— Start of Entries supplied —

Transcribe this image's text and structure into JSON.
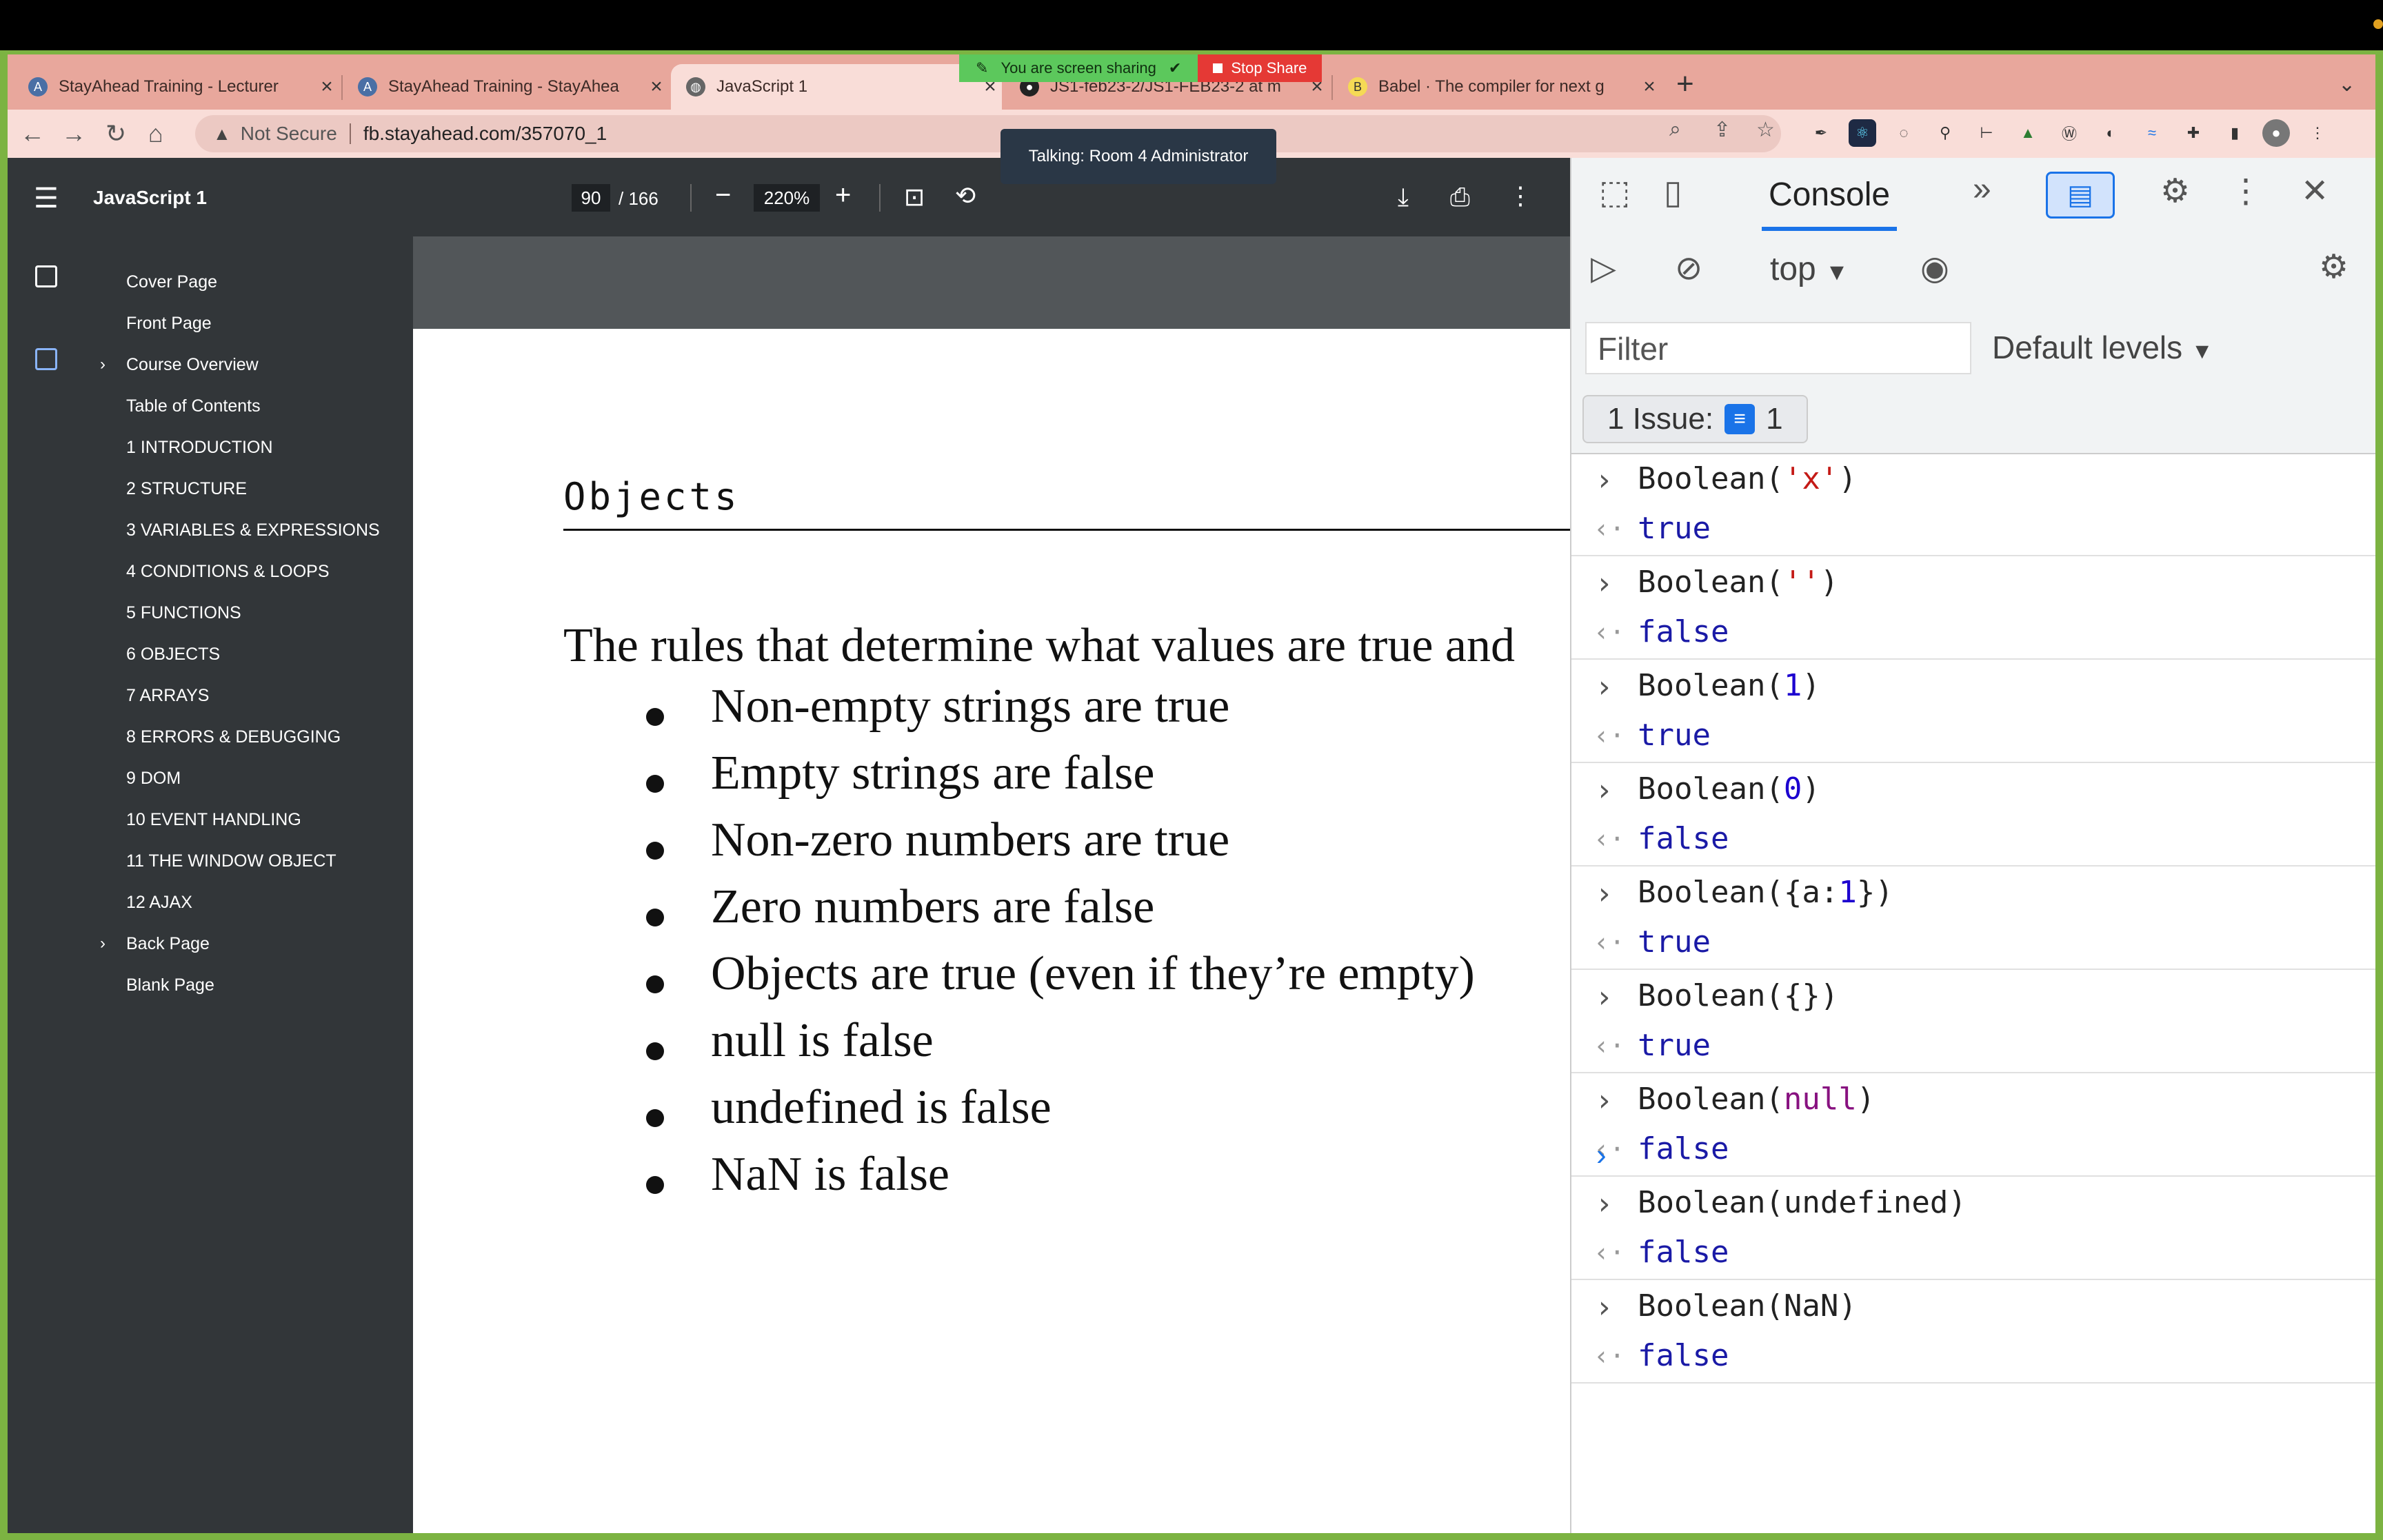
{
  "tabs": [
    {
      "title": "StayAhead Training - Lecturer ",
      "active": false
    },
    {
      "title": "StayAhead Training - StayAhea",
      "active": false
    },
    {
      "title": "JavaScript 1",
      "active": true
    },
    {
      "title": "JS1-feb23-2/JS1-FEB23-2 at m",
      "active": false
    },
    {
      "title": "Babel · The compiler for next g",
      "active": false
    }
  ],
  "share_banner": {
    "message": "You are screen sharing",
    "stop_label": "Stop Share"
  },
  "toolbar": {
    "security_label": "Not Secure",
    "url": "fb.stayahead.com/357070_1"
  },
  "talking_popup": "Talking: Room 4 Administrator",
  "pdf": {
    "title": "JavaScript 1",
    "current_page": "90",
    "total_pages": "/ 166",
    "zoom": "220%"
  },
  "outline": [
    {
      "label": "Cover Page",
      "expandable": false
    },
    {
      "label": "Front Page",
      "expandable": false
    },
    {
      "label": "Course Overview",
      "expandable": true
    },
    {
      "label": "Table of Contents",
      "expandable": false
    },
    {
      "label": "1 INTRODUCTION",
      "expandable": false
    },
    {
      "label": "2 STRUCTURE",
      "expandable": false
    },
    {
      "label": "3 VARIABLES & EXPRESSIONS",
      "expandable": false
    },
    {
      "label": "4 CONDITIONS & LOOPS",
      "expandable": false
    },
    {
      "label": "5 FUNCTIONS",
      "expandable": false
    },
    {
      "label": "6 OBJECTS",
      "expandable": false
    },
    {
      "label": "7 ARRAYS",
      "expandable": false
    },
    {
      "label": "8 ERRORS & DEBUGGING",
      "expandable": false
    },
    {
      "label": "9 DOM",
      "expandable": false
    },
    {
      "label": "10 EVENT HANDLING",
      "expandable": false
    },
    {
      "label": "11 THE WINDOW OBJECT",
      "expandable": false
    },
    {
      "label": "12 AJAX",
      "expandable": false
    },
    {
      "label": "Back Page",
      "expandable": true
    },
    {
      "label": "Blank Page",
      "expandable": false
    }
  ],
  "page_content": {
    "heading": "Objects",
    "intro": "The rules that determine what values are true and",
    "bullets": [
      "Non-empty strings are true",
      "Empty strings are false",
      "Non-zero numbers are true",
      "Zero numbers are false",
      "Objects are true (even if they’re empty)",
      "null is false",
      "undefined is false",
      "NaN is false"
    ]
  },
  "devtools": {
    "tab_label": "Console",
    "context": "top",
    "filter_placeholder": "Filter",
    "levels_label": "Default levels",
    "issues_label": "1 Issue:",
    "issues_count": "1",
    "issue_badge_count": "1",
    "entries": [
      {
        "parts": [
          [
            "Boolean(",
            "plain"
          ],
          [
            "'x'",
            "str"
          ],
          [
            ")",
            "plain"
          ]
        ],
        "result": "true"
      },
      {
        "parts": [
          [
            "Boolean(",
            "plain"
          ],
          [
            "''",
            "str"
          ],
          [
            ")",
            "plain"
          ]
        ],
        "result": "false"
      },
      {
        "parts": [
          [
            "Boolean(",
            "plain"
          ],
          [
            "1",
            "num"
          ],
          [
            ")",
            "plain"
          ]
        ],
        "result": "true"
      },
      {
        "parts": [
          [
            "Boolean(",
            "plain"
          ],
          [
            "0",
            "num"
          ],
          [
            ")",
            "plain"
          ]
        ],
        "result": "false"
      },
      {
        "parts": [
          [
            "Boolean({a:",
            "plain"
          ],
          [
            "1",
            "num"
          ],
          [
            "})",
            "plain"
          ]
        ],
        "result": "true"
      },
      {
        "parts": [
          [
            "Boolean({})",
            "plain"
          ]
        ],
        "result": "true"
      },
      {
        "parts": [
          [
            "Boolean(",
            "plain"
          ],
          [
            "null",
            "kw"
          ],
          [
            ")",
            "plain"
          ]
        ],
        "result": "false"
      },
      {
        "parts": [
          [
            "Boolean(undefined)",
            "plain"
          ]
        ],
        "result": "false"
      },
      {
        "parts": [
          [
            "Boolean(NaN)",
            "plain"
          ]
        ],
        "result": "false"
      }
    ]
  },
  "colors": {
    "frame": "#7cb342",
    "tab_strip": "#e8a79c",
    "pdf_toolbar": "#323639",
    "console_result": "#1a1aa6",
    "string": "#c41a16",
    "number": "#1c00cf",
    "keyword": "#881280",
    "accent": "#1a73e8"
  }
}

— End of Entries supplied —
— Start of Entries supplied —

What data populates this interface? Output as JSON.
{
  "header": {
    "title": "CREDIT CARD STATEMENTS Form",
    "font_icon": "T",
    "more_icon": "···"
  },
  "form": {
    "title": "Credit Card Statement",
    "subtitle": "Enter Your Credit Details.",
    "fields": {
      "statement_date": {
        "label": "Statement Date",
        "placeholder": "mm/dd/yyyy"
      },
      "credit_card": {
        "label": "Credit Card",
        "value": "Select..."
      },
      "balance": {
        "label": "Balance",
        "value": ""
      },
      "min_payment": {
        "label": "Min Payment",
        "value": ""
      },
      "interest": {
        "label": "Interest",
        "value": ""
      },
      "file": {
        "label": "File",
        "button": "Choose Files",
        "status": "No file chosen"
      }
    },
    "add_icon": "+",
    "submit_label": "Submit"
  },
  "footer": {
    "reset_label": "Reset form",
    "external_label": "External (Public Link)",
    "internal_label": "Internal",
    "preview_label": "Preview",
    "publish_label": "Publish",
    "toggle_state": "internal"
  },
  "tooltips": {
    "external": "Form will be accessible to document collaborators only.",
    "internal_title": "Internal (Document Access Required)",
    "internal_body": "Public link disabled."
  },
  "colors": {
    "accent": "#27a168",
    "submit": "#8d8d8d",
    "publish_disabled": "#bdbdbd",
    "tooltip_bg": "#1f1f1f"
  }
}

— End of Entries supplied —

Task prompt – Scan the material above. Extract every line in which the word "Training" occurs.

Exercise result –
      "title": "StayAhead Training - Lecturer ",
      "title": "StayAhead Training - StayAhea",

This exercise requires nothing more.